[begin GIVEN RECORDS]

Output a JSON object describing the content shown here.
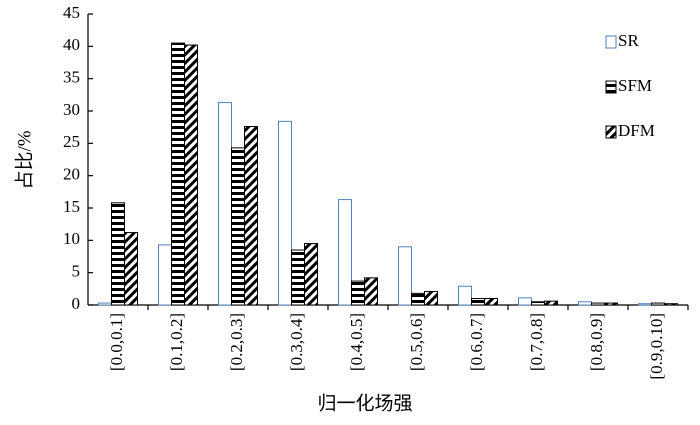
{
  "chart_data": {
    "type": "bar",
    "x_label": "归一化场强",
    "y_label": "占比/%",
    "categories": [
      "[0.0,0.1]",
      "[0.1,0.2]",
      "[0.2,0.3]",
      "[0.3,0.4]",
      "[0.4,0.5]",
      "[0.5,0.6]",
      "[0.6,0.7]",
      "[0.7,0.8]",
      "[0.8,0.9]",
      "[0.9,0.10]"
    ],
    "series": [
      {
        "name": "SR",
        "color": "#4f81bd",
        "hatch": "none",
        "values": [
          0.3,
          9.3,
          31.3,
          28.4,
          16.3,
          9.0,
          2.9,
          1.1,
          0.5,
          0.2
        ]
      },
      {
        "name": "SFM",
        "color": "#000000",
        "hatch": "horizontal",
        "values": [
          15.8,
          40.5,
          24.3,
          8.5,
          3.7,
          1.8,
          1.0,
          0.5,
          0.3,
          0.3
        ]
      },
      {
        "name": "DFM",
        "color": "#000000",
        "hatch": "diagonal",
        "values": [
          11.2,
          40.2,
          27.6,
          9.5,
          4.2,
          2.1,
          1.0,
          0.6,
          0.3,
          0.2
        ]
      }
    ],
    "ylim": [
      0,
      45
    ],
    "yticks": [
      0,
      5,
      10,
      15,
      20,
      25,
      30,
      35,
      40,
      45
    ],
    "legend": "upper right",
    "grid": false
  }
}
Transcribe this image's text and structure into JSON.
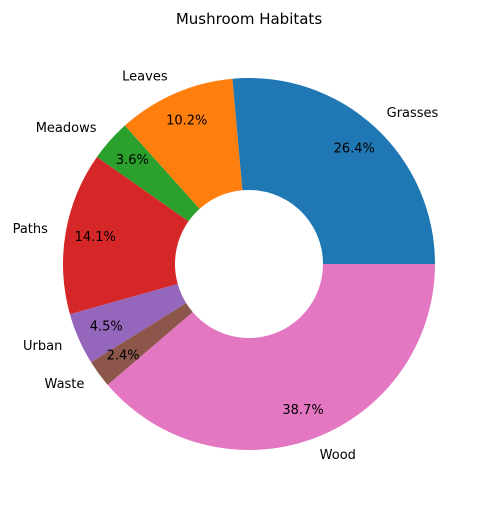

[end GIVEN RECORDS]

THE EXERCISE: Generate a word-for-word copy of the preceding records, excluding all pictures.

SOLUTION FOR THIS TASK:
Output a JSON object describing the content shown here.
{
  "chart_data": {
    "type": "bar",
    "x_label": "归一化场强",
    "y_label": "占比/%",
    "categories": [
      "[0.0,0.1]",
      "[0.1,0.2]",
      "[0.2,0.3]",
      "[0.3,0.4]",
      "[0.4,0.5]",
      "[0.5,0.6]",
      "[0.6,0.7]",
      "[0.7,0.8]",
      "[0.8,0.9]",
      "[0.9,0.10]"
    ],
    "series": [
      {
        "name": "SR",
        "color": "#4f81bd",
        "hatch": "none",
        "values": [
          0.3,
          9.3,
          31.3,
          28.4,
          16.3,
          9.0,
          2.9,
          1.1,
          0.5,
          0.2
        ]
      },
      {
        "name": "SFM",
        "color": "#000000",
        "hatch": "horizontal",
        "values": [
          15.8,
          40.5,
          24.3,
          8.5,
          3.7,
          1.8,
          1.0,
          0.5,
          0.3,
          0.3
        ]
      },
      {
        "name": "DFM",
        "color": "#000000",
        "hatch": "diagonal",
        "values": [
          11.2,
          40.2,
          27.6,
          9.5,
          4.2,
          2.1,
          1.0,
          0.6,
          0.3,
          0.2
        ]
      }
    ],
    "ylim": [
      0,
      45
    ],
    "yticks": [
      0,
      5,
      10,
      15,
      20,
      25,
      30,
      35,
      40,
      45
    ],
    "legend": "upper right",
    "grid": false
  }
}
Transcribe this image's text and structure into JSON.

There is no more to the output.